+++ Record set +++

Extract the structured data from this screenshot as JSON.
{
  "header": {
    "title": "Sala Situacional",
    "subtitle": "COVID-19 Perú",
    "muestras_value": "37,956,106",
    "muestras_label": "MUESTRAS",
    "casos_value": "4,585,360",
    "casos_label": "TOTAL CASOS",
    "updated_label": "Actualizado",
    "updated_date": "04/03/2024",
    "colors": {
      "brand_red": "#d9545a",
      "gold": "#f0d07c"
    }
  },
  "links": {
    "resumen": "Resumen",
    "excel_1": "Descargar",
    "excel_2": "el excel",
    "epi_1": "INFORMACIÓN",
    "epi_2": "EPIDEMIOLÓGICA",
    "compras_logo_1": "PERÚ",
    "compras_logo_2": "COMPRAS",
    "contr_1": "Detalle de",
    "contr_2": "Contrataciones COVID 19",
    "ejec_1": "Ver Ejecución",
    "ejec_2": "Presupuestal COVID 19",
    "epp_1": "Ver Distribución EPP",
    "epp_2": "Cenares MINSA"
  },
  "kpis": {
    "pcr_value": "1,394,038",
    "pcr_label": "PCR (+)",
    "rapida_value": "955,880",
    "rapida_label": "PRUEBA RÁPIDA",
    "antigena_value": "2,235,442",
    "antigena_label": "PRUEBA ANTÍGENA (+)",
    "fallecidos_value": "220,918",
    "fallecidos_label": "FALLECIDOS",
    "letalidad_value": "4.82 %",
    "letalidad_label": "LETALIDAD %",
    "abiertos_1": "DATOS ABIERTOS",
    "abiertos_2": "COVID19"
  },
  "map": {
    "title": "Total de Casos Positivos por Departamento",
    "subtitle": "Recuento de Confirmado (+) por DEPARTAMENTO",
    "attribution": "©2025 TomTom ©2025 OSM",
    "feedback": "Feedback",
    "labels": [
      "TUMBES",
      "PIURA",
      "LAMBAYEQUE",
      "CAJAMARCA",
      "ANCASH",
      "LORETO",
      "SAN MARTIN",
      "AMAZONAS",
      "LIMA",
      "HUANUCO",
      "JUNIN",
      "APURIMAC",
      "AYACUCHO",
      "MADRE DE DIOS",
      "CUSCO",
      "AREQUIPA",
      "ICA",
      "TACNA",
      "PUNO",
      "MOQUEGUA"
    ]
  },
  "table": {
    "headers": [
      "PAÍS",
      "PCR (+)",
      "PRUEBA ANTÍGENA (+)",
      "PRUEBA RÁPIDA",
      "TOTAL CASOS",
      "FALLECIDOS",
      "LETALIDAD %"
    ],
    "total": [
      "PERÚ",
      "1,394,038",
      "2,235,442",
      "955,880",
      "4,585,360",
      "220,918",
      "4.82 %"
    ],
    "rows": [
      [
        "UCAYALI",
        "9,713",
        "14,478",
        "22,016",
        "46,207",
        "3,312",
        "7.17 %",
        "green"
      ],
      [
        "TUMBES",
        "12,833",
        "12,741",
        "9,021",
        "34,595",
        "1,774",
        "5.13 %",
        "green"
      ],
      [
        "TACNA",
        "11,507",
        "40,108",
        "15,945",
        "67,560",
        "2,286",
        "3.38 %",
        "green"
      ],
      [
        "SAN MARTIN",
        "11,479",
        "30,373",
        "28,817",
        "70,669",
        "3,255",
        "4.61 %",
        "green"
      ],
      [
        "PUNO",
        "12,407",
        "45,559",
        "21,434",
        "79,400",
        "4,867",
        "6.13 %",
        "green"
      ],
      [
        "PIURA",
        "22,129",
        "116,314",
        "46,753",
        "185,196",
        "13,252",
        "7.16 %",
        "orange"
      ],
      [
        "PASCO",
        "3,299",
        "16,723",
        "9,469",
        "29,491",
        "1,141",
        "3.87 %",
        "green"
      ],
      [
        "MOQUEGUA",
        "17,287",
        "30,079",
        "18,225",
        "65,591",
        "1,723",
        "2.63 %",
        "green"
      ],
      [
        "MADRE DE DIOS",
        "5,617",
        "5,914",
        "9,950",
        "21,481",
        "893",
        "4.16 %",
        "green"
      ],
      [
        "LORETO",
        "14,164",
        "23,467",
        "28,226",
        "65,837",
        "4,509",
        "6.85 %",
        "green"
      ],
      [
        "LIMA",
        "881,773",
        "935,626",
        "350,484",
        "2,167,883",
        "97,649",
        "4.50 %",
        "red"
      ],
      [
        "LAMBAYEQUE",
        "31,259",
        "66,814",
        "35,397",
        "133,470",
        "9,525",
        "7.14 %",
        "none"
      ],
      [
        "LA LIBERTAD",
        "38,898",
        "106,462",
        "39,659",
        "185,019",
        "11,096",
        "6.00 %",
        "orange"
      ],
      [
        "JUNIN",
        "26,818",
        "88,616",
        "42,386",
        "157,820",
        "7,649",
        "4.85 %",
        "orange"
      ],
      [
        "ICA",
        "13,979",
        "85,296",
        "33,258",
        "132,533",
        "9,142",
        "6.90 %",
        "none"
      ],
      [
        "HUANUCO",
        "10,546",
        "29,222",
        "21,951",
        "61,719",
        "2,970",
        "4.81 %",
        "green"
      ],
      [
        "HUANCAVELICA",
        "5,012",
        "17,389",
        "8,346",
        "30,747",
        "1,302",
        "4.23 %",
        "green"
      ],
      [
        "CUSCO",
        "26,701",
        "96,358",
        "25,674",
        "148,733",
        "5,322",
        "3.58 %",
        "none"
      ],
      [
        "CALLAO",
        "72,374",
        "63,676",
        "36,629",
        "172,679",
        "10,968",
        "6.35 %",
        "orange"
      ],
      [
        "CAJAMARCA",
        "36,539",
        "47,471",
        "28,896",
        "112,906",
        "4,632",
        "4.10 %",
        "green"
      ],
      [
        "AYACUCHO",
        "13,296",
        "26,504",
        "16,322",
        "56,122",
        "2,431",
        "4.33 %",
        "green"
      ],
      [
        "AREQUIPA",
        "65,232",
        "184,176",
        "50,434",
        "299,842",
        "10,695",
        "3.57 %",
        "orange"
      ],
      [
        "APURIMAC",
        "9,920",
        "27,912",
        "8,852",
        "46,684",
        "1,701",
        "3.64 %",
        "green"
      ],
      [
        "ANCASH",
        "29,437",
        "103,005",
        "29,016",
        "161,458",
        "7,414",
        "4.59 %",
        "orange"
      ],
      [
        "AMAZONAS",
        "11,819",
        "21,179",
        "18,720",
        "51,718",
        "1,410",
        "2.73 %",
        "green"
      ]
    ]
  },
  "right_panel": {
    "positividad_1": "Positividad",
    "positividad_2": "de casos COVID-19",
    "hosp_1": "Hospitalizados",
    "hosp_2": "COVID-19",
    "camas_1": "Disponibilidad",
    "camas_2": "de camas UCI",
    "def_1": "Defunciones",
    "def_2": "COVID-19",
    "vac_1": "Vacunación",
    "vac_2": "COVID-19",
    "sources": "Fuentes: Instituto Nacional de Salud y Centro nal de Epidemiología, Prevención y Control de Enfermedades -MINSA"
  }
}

+++

_Instruction_
Write out every record verbatim.

_In response_
Extract the structured data from this screenshot as JSON.
{
  "header": {
    "title": "Sala Situacional",
    "subtitle": "COVID-19 Perú",
    "muestras_value": "37,956,106",
    "muestras_label": "MUESTRAS",
    "casos_value": "4,585,360",
    "casos_label": "TOTAL CASOS",
    "updated_label": "Actualizado",
    "updated_date": "04/03/2024",
    "colors": {
      "brand_red": "#d9545a",
      "gold": "#f0d07c"
    }
  },
  "links": {
    "resumen": "Resumen",
    "excel_1": "Descargar",
    "excel_2": "el excel",
    "epi_1": "INFORMACIÓN",
    "epi_2": "EPIDEMIOLÓGICA",
    "compras_logo_1": "PERÚ",
    "compras_logo_2": "COMPRAS",
    "contr_1": "Detalle de",
    "contr_2": "Contrataciones COVID 19",
    "ejec_1": "Ver Ejecución",
    "ejec_2": "Presupuestal COVID 19",
    "epp_1": "Ver Distribución EPP",
    "epp_2": "Cenares MINSA"
  },
  "kpis": {
    "pcr_value": "1,394,038",
    "pcr_label": "PCR (+)",
    "rapida_value": "955,880",
    "rapida_label": "PRUEBA RÁPIDA",
    "antigena_value": "2,235,442",
    "antigena_label": "PRUEBA ANTÍGENA (+)",
    "fallecidos_value": "220,918",
    "fallecidos_label": "FALLECIDOS",
    "letalidad_value": "4.82 %",
    "letalidad_label": "LETALIDAD %",
    "abiertos_1": "DATOS ABIERTOS",
    "abiertos_2": "COVID19"
  },
  "map": {
    "title": "Total de Casos Positivos por Departamento",
    "subtitle": "Recuento de Confirmado (+) por DEPARTAMENTO",
    "attribution": "©2025 TomTom ©2025 OSM",
    "feedback": "Feedback",
    "labels": [
      "TUMBES",
      "PIURA",
      "LAMBAYEQUE",
      "CAJAMARCA",
      "ANCASH",
      "LORETO",
      "SAN MARTIN",
      "AMAZONAS",
      "LIMA",
      "HUANUCO",
      "JUNIN",
      "APURIMAC",
      "AYACUCHO",
      "MADRE DE DIOS",
      "CUSCO",
      "AREQUIPA",
      "ICA",
      "TACNA",
      "PUNO",
      "MOQUEGUA"
    ]
  },
  "table": {
    "headers": [
      "PAÍS",
      "PCR (+)",
      "PRUEBA ANTÍGENA (+)",
      "PRUEBA RÁPIDA",
      "TOTAL CASOS",
      "FALLECIDOS",
      "LETALIDAD %"
    ],
    "total": [
      "PERÚ",
      "1,394,038",
      "2,235,442",
      "955,880",
      "4,585,360",
      "220,918",
      "4.82 %"
    ],
    "rows": [
      [
        "UCAYALI",
        "9,713",
        "14,478",
        "22,016",
        "46,207",
        "3,312",
        "7.17 %",
        "green"
      ],
      [
        "TUMBES",
        "12,833",
        "12,741",
        "9,021",
        "34,595",
        "1,774",
        "5.13 %",
        "green"
      ],
      [
        "TACNA",
        "11,507",
        "40,108",
        "15,945",
        "67,560",
        "2,286",
        "3.38 %",
        "green"
      ],
      [
        "SAN MARTIN",
        "11,479",
        "30,373",
        "28,817",
        "70,669",
        "3,255",
        "4.61 %",
        "green"
      ],
      [
        "PUNO",
        "12,407",
        "45,559",
        "21,434",
        "79,400",
        "4,867",
        "6.13 %",
        "green"
      ],
      [
        "PIURA",
        "22,129",
        "116,314",
        "46,753",
        "185,196",
        "13,252",
        "7.16 %",
        "orange"
      ],
      [
        "PASCO",
        "3,299",
        "16,723",
        "9,469",
        "29,491",
        "1,141",
        "3.87 %",
        "green"
      ],
      [
        "MOQUEGUA",
        "17,287",
        "30,079",
        "18,225",
        "65,591",
        "1,723",
        "2.63 %",
        "green"
      ],
      [
        "MADRE DE DIOS",
        "5,617",
        "5,914",
        "9,950",
        "21,481",
        "893",
        "4.16 %",
        "green"
      ],
      [
        "LORETO",
        "14,164",
        "23,467",
        "28,226",
        "65,837",
        "4,509",
        "6.85 %",
        "green"
      ],
      [
        "LIMA",
        "881,773",
        "935,626",
        "350,484",
        "2,167,883",
        "97,649",
        "4.50 %",
        "red"
      ],
      [
        "LAMBAYEQUE",
        "31,259",
        "66,814",
        "35,397",
        "133,470",
        "9,525",
        "7.14 %",
        "none"
      ],
      [
        "LA LIBERTAD",
        "38,898",
        "106,462",
        "39,659",
        "185,019",
        "11,096",
        "6.00 %",
        "orange"
      ],
      [
        "JUNIN",
        "26,818",
        "88,616",
        "42,386",
        "157,820",
        "7,649",
        "4.85 %",
        "orange"
      ],
      [
        "ICA",
        "13,979",
        "85,296",
        "33,258",
        "132,533",
        "9,142",
        "6.90 %",
        "none"
      ],
      [
        "HUANUCO",
        "10,546",
        "29,222",
        "21,951",
        "61,719",
        "2,970",
        "4.81 %",
        "green"
      ],
      [
        "HUANCAVELICA",
        "5,012",
        "17,389",
        "8,346",
        "30,747",
        "1,302",
        "4.23 %",
        "green"
      ],
      [
        "CUSCO",
        "26,701",
        "96,358",
        "25,674",
        "148,733",
        "5,322",
        "3.58 %",
        "none"
      ],
      [
        "CALLAO",
        "72,374",
        "63,676",
        "36,629",
        "172,679",
        "10,968",
        "6.35 %",
        "orange"
      ],
      [
        "CAJAMARCA",
        "36,539",
        "47,471",
        "28,896",
        "112,906",
        "4,632",
        "4.10 %",
        "green"
      ],
      [
        "AYACUCHO",
        "13,296",
        "26,504",
        "16,322",
        "56,122",
        "2,431",
        "4.33 %",
        "green"
      ],
      [
        "AREQUIPA",
        "65,232",
        "184,176",
        "50,434",
        "299,842",
        "10,695",
        "3.57 %",
        "orange"
      ],
      [
        "APURIMAC",
        "9,920",
        "27,912",
        "8,852",
        "46,684",
        "1,701",
        "3.64 %",
        "green"
      ],
      [
        "ANCASH",
        "29,437",
        "103,005",
        "29,016",
        "161,458",
        "7,414",
        "4.59 %",
        "orange"
      ],
      [
        "AMAZONAS",
        "11,819",
        "21,179",
        "18,720",
        "51,718",
        "1,410",
        "2.73 %",
        "green"
      ]
    ]
  },
  "right_panel": {
    "positividad_1": "Positividad",
    "positividad_2": "de casos COVID-19",
    "hosp_1": "Hospitalizados",
    "hosp_2": "COVID-19",
    "camas_1": "Disponibilidad",
    "camas_2": "de camas UCI",
    "def_1": "Defunciones",
    "def_2": "COVID-19",
    "vac_1": "Vacunación",
    "vac_2": "COVID-19",
    "sources": "Fuentes: Instituto Nacional de Salud y Centro nal de Epidemiología, Prevención y Control de Enfermedades -MINSA"
  }
}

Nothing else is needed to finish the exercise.